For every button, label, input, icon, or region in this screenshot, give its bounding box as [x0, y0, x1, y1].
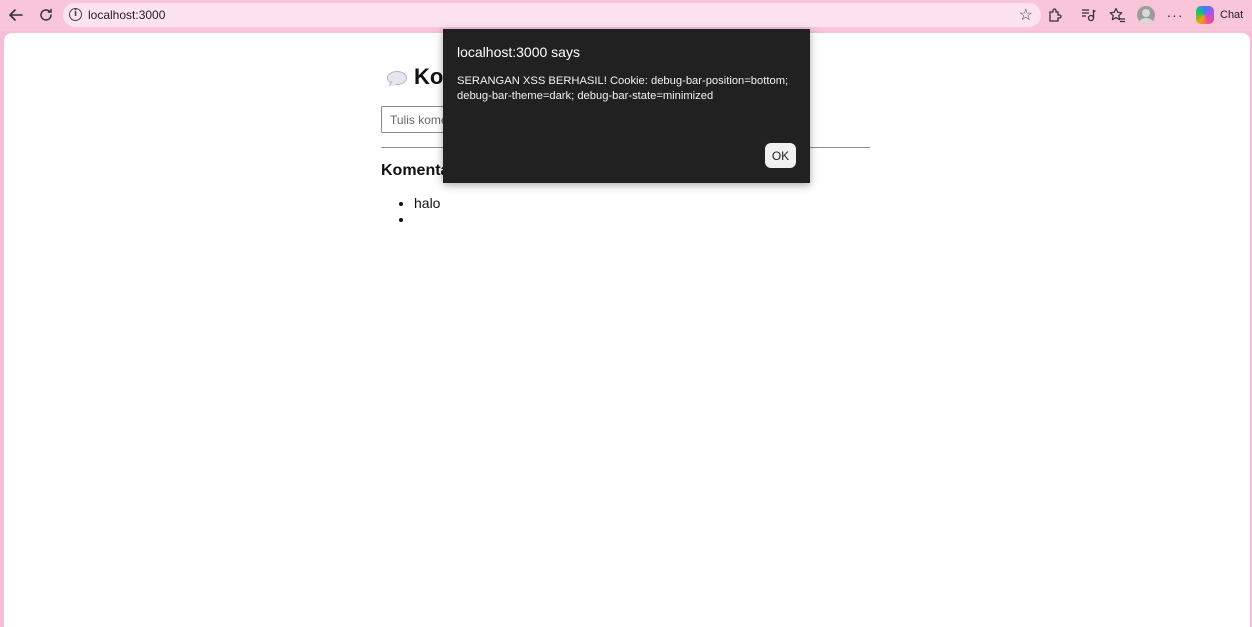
- profile-avatar-icon[interactable]: [1137, 6, 1155, 24]
- copilot-icon[interactable]: [1196, 6, 1214, 24]
- favorite-star-icon[interactable]: ☆: [1019, 5, 1033, 25]
- extensions-icon[interactable]: [1042, 4, 1066, 26]
- browser-toolbar: i localhost:3000 ☆ ··· Chat: [0, 0, 1252, 31]
- dialog-title: localhost:3000 says: [457, 44, 580, 60]
- more-options-icon[interactable]: ···: [1163, 4, 1187, 26]
- speech-bubble-icon: [387, 71, 407, 85]
- media-control-icon[interactable]: [1076, 4, 1100, 26]
- alert-dialog: localhost:3000 says SERANGAN XSS BERHASI…: [443, 29, 810, 183]
- reload-icon[interactable]: [34, 4, 58, 26]
- address-bar[interactable]: i localhost:3000 ☆: [63, 3, 1041, 27]
- comment-item: halo: [414, 195, 440, 211]
- comment-item: [414, 211, 440, 227]
- back-icon[interactable]: [4, 4, 28, 26]
- favorites-icon[interactable]: [1105, 4, 1129, 26]
- comments-section-title: Komenta: [381, 162, 450, 179]
- dialog-message: SERANGAN XSS BERHASIL! Cookie: debug-bar…: [457, 75, 789, 102]
- ok-button[interactable]: OK: [765, 143, 796, 168]
- comment-list: halo: [397, 195, 440, 227]
- page-title: Ko: [414, 64, 444, 89]
- address-url[interactable]: localhost:3000: [88, 8, 165, 22]
- chat-button-label[interactable]: Chat: [1220, 9, 1243, 21]
- site-info-icon[interactable]: i: [69, 8, 82, 21]
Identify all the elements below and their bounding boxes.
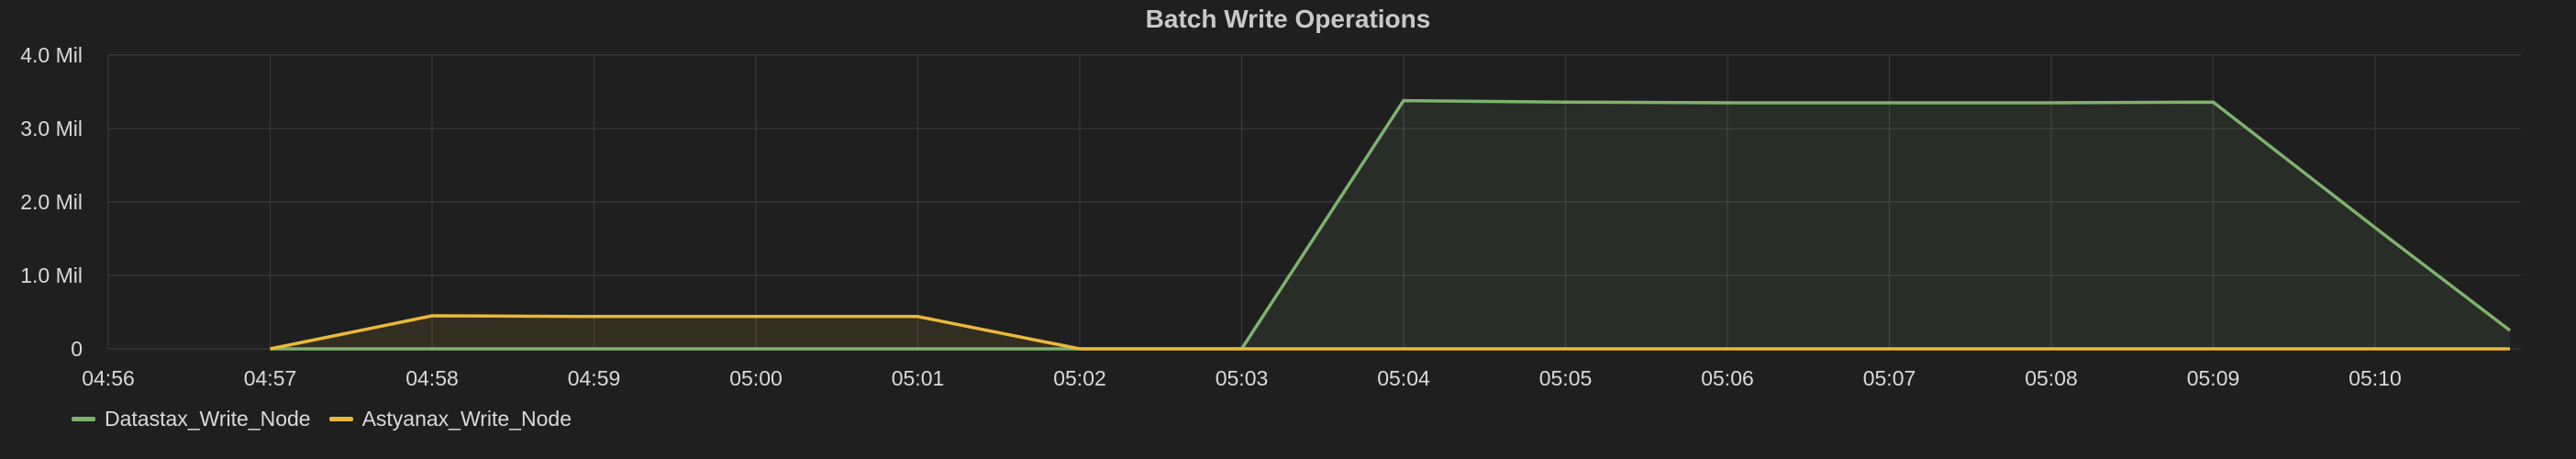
x-tick-label: 05:04 <box>1377 366 1430 390</box>
legend-label: Datastax_Write_Node <box>105 407 311 431</box>
x-tick-label: 05:06 <box>1701 366 1754 390</box>
y-tick-label: 2.0 Mil <box>20 190 83 214</box>
y-tick-label: 1.0 Mil <box>20 263 83 287</box>
x-tick-label: 05:09 <box>2187 366 2240 390</box>
legend-swatch-icon <box>72 417 95 421</box>
legend-swatch-icon <box>328 417 353 421</box>
y-tick-label: 0 <box>71 337 83 361</box>
x-tick-label: 05:08 <box>2025 366 2078 390</box>
chart-panel: Batch Write Operations 0 1.0 Mil 2.0 Mil 3.… <box>0 0 2576 459</box>
x-tick-label: 05:01 <box>892 366 945 390</box>
legend-item[interactable]: Astyanax_Write_Node <box>328 407 572 431</box>
x-tick-label: 05:02 <box>1053 366 1106 390</box>
chart-plot: 0 1.0 Mil 2.0 Mil 3.0 Mil 4.0 Mil 04:56 04:57… <box>20 43 2521 390</box>
x-tick-label: 05:05 <box>1539 366 1593 390</box>
x-tick-label: 04:59 <box>568 366 621 390</box>
legend-item[interactable]: Datastax_Write_Node <box>72 407 311 431</box>
x-tick-label: 04:58 <box>405 366 459 390</box>
y-tick-label: 4.0 Mil <box>20 43 83 67</box>
x-tick-layer: 04:56 04:57 04:58 04:59 05:00 05:01 05:02 05:03… <box>82 366 2402 390</box>
x-tick-label: 05:03 <box>1216 366 1269 390</box>
y-tick-label: 3.0 Mil <box>20 117 83 140</box>
area-layer <box>270 100 2511 349</box>
x-tick-label: 05:07 <box>1863 366 1916 390</box>
x-tick-label: 04:56 <box>82 366 135 390</box>
legend-label: Astyanax_Write_Node <box>361 407 572 431</box>
y-tick-layer: 0 1.0 Mil 2.0 Mil 3.0 Mil 4.0 Mil <box>20 43 83 361</box>
x-tick-label: 05:10 <box>2348 366 2402 390</box>
chart-legend: Datastax_Write_Node Astyanax_Write_Node <box>72 407 572 431</box>
x-tick-label: 05:00 <box>729 366 783 390</box>
series-area-datastax-write-node <box>270 100 2511 349</box>
x-tick-label: 04:57 <box>244 366 297 390</box>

..........

#### EXERCISE DETAILS:
Rename every "x-tick-label" in the records to "x-axis-label", and reproduce all the records with nothing else changed. Leave out the pictures.

#### WRITTEN ANSWER:
For every button, label, input, icon, or region in this screenshot, give its bounding box as [x0, y0, x1, y1].
- profile-avatar-icon[interactable]: [1137, 6, 1155, 24]
- copilot-icon[interactable]: [1196, 6, 1214, 24]
- favorite-star-icon[interactable]: ☆: [1019, 5, 1033, 25]
- extensions-icon[interactable]: [1042, 4, 1066, 26]
- browser-toolbar: i localhost:3000 ☆ ··· Chat: [0, 0, 1252, 31]
- dialog-title: localhost:3000 says: [457, 44, 580, 60]
- more-options-icon[interactable]: ···: [1163, 4, 1187, 26]
- speech-bubble-icon: [387, 71, 407, 85]
- media-control-icon[interactable]: [1076, 4, 1100, 26]
- alert-dialog: localhost:3000 says SERANGAN XSS BERHASI…: [443, 29, 810, 183]
- reload-icon[interactable]: [34, 4, 58, 26]
- address-bar[interactable]: i localhost:3000 ☆: [63, 3, 1041, 27]
- comment-item: halo: [414, 195, 440, 211]
- comment-item: [414, 211, 440, 227]
- back-icon[interactable]: [4, 4, 28, 26]
- favorites-icon[interactable]: [1105, 4, 1129, 26]
- comments-section-title: Komenta: [381, 162, 450, 179]
- dialog-message: SERANGAN XSS BERHASIL! Cookie: debug-bar…: [457, 75, 789, 102]
- ok-button[interactable]: OK: [765, 143, 796, 168]
- comment-list: halo: [397, 195, 440, 227]
- page-title: Ko: [414, 64, 444, 89]
- address-url[interactable]: localhost:3000: [88, 8, 165, 22]
- chat-button-label[interactable]: Chat: [1220, 9, 1243, 21]
- site-info-icon[interactable]: i: [69, 8, 82, 21]
Identify all the elements below and their bounding boxes.
x-axis-label: 05:04 <box>1377 366 1430 390</box>
legend-label: Datastax_Write_Node <box>105 407 311 431</box>
x-axis-label: 05:06 <box>1701 366 1754 390</box>
y-tick-label: 2.0 Mil <box>20 190 83 214</box>
y-tick-label: 1.0 Mil <box>20 263 83 287</box>
x-axis-label: 05:09 <box>2187 366 2240 390</box>
legend-swatch-icon <box>72 417 95 421</box>
legend-swatch-icon <box>328 417 353 421</box>
y-tick-label: 0 <box>71 337 83 361</box>
x-axis-label: 05:08 <box>2025 366 2078 390</box>
chart-panel: Batch Write Operations 0 1.0 Mil 2.0 Mil 3.… <box>0 0 2576 459</box>
x-axis-label: 05:01 <box>892 366 945 390</box>
legend-item[interactable]: Astyanax_Write_Node <box>328 407 572 431</box>
x-axis-label: 05:02 <box>1053 366 1106 390</box>
chart-plot: 0 1.0 Mil 2.0 Mil 3.0 Mil 4.0 Mil 04:56 04:57… <box>20 43 2521 390</box>
x-axis-label: 05:05 <box>1539 366 1593 390</box>
x-axis-label: 04:59 <box>568 366 621 390</box>
legend-item[interactable]: Datastax_Write_Node <box>72 407 311 431</box>
x-axis-label: 04:58 <box>405 366 459 390</box>
y-tick-label: 4.0 Mil <box>20 43 83 67</box>
x-tick-layer: 04:56 04:57 04:58 04:59 05:00 05:01 05:02 05:03… <box>82 366 2402 390</box>
x-axis-label: 05:03 <box>1216 366 1269 390</box>
y-tick-label: 3.0 Mil <box>20 117 83 140</box>
area-layer <box>270 100 2511 349</box>
x-axis-label: 05:07 <box>1863 366 1916 390</box>
x-axis-label: 04:56 <box>82 366 135 390</box>
legend-label: Astyanax_Write_Node <box>361 407 572 431</box>
y-tick-layer: 0 1.0 Mil 2.0 Mil 3.0 Mil 4.0 Mil <box>20 43 83 361</box>
x-axis-label: 05:10 <box>2348 366 2402 390</box>
chart-legend: Datastax_Write_Node Astyanax_Write_Node <box>72 407 572 431</box>
x-axis-label: 05:00 <box>729 366 783 390</box>
series-area-datastax-write-node <box>270 100 2511 349</box>
x-axis-label: 04:57 <box>244 366 297 390</box>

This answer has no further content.